[start of DATASET]
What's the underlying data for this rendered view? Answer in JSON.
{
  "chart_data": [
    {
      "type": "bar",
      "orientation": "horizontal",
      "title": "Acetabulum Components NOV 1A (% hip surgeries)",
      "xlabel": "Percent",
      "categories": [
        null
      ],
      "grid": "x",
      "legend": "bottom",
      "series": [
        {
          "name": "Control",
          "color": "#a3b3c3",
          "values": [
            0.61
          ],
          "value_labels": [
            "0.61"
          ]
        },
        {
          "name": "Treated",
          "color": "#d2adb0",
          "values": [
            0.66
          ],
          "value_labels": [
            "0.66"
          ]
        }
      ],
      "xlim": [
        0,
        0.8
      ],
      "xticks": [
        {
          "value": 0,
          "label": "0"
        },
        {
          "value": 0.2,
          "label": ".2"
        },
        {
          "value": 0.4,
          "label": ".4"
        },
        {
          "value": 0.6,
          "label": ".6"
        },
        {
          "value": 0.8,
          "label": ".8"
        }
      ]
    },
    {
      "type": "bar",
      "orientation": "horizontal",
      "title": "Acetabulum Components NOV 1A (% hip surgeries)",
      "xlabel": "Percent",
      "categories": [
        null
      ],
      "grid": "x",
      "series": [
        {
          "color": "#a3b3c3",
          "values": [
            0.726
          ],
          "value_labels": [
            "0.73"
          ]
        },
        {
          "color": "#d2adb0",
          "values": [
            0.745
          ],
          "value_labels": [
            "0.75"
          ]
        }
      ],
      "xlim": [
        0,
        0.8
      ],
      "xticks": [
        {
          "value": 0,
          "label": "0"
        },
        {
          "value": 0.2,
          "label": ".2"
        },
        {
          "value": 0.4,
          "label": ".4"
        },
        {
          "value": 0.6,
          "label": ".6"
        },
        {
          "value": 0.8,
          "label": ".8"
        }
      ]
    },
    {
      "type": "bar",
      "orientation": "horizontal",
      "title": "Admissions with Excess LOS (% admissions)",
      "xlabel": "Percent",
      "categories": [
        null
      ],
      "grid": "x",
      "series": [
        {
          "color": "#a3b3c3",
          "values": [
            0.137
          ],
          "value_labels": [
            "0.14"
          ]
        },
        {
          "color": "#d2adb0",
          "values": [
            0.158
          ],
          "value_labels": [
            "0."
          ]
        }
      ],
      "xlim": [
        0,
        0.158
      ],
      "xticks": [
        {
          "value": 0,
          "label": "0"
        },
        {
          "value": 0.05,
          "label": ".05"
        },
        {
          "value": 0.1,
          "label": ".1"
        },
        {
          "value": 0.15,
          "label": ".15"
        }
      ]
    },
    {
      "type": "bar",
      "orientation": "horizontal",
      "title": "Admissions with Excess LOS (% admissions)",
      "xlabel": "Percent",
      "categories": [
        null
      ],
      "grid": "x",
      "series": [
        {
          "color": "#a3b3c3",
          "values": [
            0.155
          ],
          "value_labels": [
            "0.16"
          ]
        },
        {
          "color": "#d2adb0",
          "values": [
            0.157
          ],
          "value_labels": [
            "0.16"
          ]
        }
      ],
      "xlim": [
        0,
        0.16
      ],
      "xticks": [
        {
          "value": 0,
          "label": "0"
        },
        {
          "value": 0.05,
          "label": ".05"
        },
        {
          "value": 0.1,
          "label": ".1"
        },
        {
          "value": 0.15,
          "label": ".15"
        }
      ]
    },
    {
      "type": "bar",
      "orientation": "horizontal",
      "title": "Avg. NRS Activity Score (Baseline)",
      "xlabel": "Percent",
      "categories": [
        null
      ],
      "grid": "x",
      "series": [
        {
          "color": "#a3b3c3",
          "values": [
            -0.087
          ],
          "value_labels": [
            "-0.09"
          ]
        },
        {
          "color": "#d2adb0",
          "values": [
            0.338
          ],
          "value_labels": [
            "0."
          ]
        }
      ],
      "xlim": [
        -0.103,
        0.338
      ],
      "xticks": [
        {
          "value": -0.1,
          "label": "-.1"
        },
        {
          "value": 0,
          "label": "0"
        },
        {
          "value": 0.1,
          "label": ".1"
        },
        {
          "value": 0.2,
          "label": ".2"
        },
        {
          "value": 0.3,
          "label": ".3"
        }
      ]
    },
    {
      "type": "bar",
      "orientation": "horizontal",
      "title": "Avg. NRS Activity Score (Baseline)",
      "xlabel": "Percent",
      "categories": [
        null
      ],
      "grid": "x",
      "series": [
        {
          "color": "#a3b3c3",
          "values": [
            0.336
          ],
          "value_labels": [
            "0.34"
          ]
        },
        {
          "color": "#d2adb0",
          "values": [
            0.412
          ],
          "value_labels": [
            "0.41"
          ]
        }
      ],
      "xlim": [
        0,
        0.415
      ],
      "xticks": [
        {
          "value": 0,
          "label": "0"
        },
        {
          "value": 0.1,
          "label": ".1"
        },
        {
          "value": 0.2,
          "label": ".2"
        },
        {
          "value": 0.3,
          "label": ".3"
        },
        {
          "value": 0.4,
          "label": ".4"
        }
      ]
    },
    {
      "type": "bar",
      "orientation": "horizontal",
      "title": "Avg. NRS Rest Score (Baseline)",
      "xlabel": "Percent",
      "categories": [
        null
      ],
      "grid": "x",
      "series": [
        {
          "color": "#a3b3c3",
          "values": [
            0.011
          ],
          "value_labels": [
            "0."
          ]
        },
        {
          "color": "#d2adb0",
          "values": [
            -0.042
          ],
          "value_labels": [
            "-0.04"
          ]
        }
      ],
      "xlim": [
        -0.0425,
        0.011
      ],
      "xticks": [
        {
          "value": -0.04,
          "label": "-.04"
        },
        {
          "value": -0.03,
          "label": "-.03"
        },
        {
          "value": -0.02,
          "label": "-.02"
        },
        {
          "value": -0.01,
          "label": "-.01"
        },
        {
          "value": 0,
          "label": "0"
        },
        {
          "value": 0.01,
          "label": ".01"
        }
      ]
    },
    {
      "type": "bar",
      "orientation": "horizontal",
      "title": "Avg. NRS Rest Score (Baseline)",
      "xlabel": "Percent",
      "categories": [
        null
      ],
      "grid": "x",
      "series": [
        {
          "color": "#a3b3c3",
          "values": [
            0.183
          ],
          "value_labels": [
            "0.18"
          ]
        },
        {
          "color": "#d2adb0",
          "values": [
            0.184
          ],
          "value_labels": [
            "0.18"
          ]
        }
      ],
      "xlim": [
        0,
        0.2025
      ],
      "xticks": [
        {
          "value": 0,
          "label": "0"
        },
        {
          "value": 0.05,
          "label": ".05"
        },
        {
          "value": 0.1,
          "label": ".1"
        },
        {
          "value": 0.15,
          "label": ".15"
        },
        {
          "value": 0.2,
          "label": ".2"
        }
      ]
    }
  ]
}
[end of DATASET]
_PROBLEM STATEMENT_
Repeat the material above in full, keeping every word.

_RESULT OF THE EXERCISE_
What's the underlying data for this rendered view? Answer in JSON.
{
  "chart_data": [
    {
      "type": "bar",
      "orientation": "horizontal",
      "title": "Acetabulum Components NOV 1A (% hip surgeries)",
      "xlabel": "Percent",
      "categories": [
        null
      ],
      "grid": "x",
      "legend": "bottom",
      "series": [
        {
          "name": "Control",
          "color": "#a3b3c3",
          "values": [
            0.61
          ],
          "value_labels": [
            "0.61"
          ]
        },
        {
          "name": "Treated",
          "color": "#d2adb0",
          "values": [
            0.66
          ],
          "value_labels": [
            "0.66"
          ]
        }
      ],
      "xlim": [
        0,
        0.8
      ],
      "xticks": [
        {
          "value": 0,
          "label": "0"
        },
        {
          "value": 0.2,
          "label": ".2"
        },
        {
          "value": 0.4,
          "label": ".4"
        },
        {
          "value": 0.6,
          "label": ".6"
        },
        {
          "value": 0.8,
          "label": ".8"
        }
      ]
    },
    {
      "type": "bar",
      "orientation": "horizontal",
      "title": "Acetabulum Components NOV 1A (% hip surgeries)",
      "xlabel": "Percent",
      "categories": [
        null
      ],
      "grid": "x",
      "series": [
        {
          "color": "#a3b3c3",
          "values": [
            0.726
          ],
          "value_labels": [
            "0.73"
          ]
        },
        {
          "color": "#d2adb0",
          "values": [
            0.745
          ],
          "value_labels": [
            "0.75"
          ]
        }
      ],
      "xlim": [
        0,
        0.8
      ],
      "xticks": [
        {
          "value": 0,
          "label": "0"
        },
        {
          "value": 0.2,
          "label": ".2"
        },
        {
          "value": 0.4,
          "label": ".4"
        },
        {
          "value": 0.6,
          "label": ".6"
        },
        {
          "value": 0.8,
          "label": ".8"
        }
      ]
    },
    {
      "type": "bar",
      "orientation": "horizontal",
      "title": "Admissions with Excess LOS (% admissions)",
      "xlabel": "Percent",
      "categories": [
        null
      ],
      "grid": "x",
      "series": [
        {
          "color": "#a3b3c3",
          "values": [
            0.137
          ],
          "value_labels": [
            "0.14"
          ]
        },
        {
          "color": "#d2adb0",
          "values": [
            0.158
          ],
          "value_labels": [
            "0."
          ]
        }
      ],
      "xlim": [
        0,
        0.158
      ],
      "xticks": [
        {
          "value": 0,
          "label": "0"
        },
        {
          "value": 0.05,
          "label": ".05"
        },
        {
          "value": 0.1,
          "label": ".1"
        },
        {
          "value": 0.15,
          "label": ".15"
        }
      ]
    },
    {
      "type": "bar",
      "orientation": "horizontal",
      "title": "Admissions with Excess LOS (% admissions)",
      "xlabel": "Percent",
      "categories": [
        null
      ],
      "grid": "x",
      "series": [
        {
          "color": "#a3b3c3",
          "values": [
            0.155
          ],
          "value_labels": [
            "0.16"
          ]
        },
        {
          "color": "#d2adb0",
          "values": [
            0.157
          ],
          "value_labels": [
            "0.16"
          ]
        }
      ],
      "xlim": [
        0,
        0.16
      ],
      "xticks": [
        {
          "value": 0,
          "label": "0"
        },
        {
          "value": 0.05,
          "label": ".05"
        },
        {
          "value": 0.1,
          "label": ".1"
        },
        {
          "value": 0.15,
          "label": ".15"
        }
      ]
    },
    {
      "type": "bar",
      "orientation": "horizontal",
      "title": "Avg. NRS Activity Score (Baseline)",
      "xlabel": "Percent",
      "categories": [
        null
      ],
      "grid": "x",
      "series": [
        {
          "color": "#a3b3c3",
          "values": [
            -0.087
          ],
          "value_labels": [
            "-0.09"
          ]
        },
        {
          "color": "#d2adb0",
          "values": [
            0.338
          ],
          "value_labels": [
            "0."
          ]
        }
      ],
      "xlim": [
        -0.103,
        0.338
      ],
      "xticks": [
        {
          "value": -0.1,
          "label": "-.1"
        },
        {
          "value": 0,
          "label": "0"
        },
        {
          "value": 0.1,
          "label": ".1"
        },
        {
          "value": 0.2,
          "label": ".2"
        },
        {
          "value": 0.3,
          "label": ".3"
        }
      ]
    },
    {
      "type": "bar",
      "orientation": "horizontal",
      "title": "Avg. NRS Activity Score (Baseline)",
      "xlabel": "Percent",
      "categories": [
        null
      ],
      "grid": "x",
      "series": [
        {
          "color": "#a3b3c3",
          "values": [
            0.336
          ],
          "value_labels": [
            "0.34"
          ]
        },
        {
          "color": "#d2adb0",
          "values": [
            0.412
          ],
          "value_labels": [
            "0.41"
          ]
        }
      ],
      "xlim": [
        0,
        0.415
      ],
      "xticks": [
        {
          "value": 0,
          "label": "0"
        },
        {
          "value": 0.1,
          "label": ".1"
        },
        {
          "value": 0.2,
          "label": ".2"
        },
        {
          "value": 0.3,
          "label": ".3"
        },
        {
          "value": 0.4,
          "label": ".4"
        }
      ]
    },
    {
      "type": "bar",
      "orientation": "horizontal",
      "title": "Avg. NRS Rest Score (Baseline)",
      "xlabel": "Percent",
      "categories": [
        null
      ],
      "grid": "x",
      "series": [
        {
          "color": "#a3b3c3",
          "values": [
            0.011
          ],
          "value_labels": [
            "0."
          ]
        },
        {
          "color": "#d2adb0",
          "values": [
            -0.042
          ],
          "value_labels": [
            "-0.04"
          ]
        }
      ],
      "xlim": [
        -0.0425,
        0.011
      ],
      "xticks": [
        {
          "value": -0.04,
          "label": "-.04"
        },
        {
          "value": -0.03,
          "label": "-.03"
        },
        {
          "value": -0.02,
          "label": "-.02"
        },
        {
          "value": -0.01,
          "label": "-.01"
        },
        {
          "value": 0,
          "label": "0"
        },
        {
          "value": 0.01,
          "label": ".01"
        }
      ]
    },
    {
      "type": "bar",
      "orientation": "horizontal",
      "title": "Avg. NRS Rest Score (Baseline)",
      "xlabel": "Percent",
      "categories": [
        null
      ],
      "grid": "x",
      "series": [
        {
          "color": "#a3b3c3",
          "values": [
            0.183
          ],
          "value_labels": [
            "0.18"
          ]
        },
        {
          "color": "#d2adb0",
          "values": [
            0.184
          ],
          "value_labels": [
            "0.18"
          ]
        }
      ],
      "xlim": [
        0,
        0.2025
      ],
      "xticks": [
        {
          "value": 0,
          "label": "0"
        },
        {
          "value": 0.05,
          "label": ".05"
        },
        {
          "value": 0.1,
          "label": ".1"
        },
        {
          "value": 0.15,
          "label": ".15"
        },
        {
          "value": 0.2,
          "label": ".2"
        }
      ]
    }
  ]
}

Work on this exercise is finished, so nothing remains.